Problem to solve - Can you output the material exactly as written, minus any pictures it holds?

Stored rows -
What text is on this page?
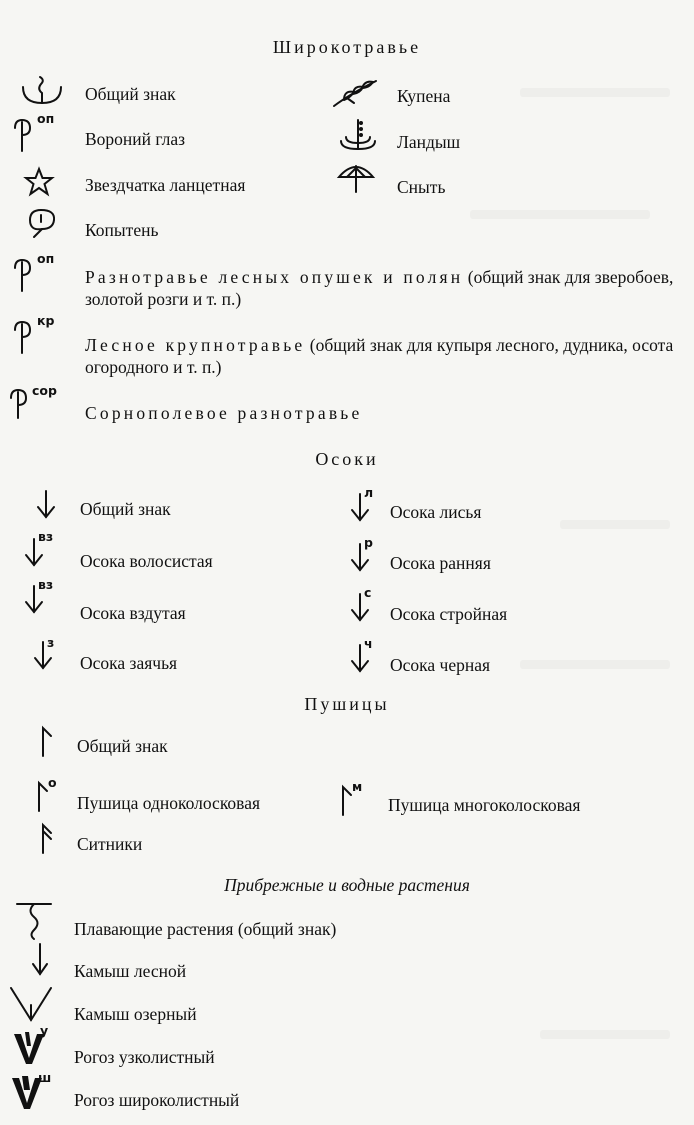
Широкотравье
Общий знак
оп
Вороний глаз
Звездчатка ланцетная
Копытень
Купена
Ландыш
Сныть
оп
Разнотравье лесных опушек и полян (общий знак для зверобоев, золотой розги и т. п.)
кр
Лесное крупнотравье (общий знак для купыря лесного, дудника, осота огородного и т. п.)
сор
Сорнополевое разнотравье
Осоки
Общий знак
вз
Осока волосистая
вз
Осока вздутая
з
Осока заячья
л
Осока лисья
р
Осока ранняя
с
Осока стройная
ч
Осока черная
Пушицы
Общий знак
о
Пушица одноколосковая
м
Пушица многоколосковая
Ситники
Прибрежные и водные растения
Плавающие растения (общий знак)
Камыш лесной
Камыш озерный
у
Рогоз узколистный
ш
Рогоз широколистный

The result -
What text is on this page?
Широкотравье
Общий знак
оп
Вороний глаз
Звездчатка ланцетная
Копытень
Купена
Ландыш
Сныть
оп
Разнотравье лесных опушек и полян (общий знак для зверобоев, золотой розги и т. п.)
кр
Лесное крупнотравье (общий знак для купыря лесного, дудника, осота огородного и т. п.)
сор
Сорнополевое разнотравье
Осоки
Общий знак
вз
Осока волосистая
вз
Осока вздутая
з
Осока заячья
л
Осока лисья
р
Осока ранняя
с
Осока стройная
ч
Осока черная
Пушицы
Общий знак
о
Пушица одноколосковая
м
Пушица многоколосковая
Ситники
Прибрежные и водные растения
Плавающие растения (общий знак)
Камыш лесной
Камыш озерный
у
Рогоз узколистный
ш
Рогоз широколистный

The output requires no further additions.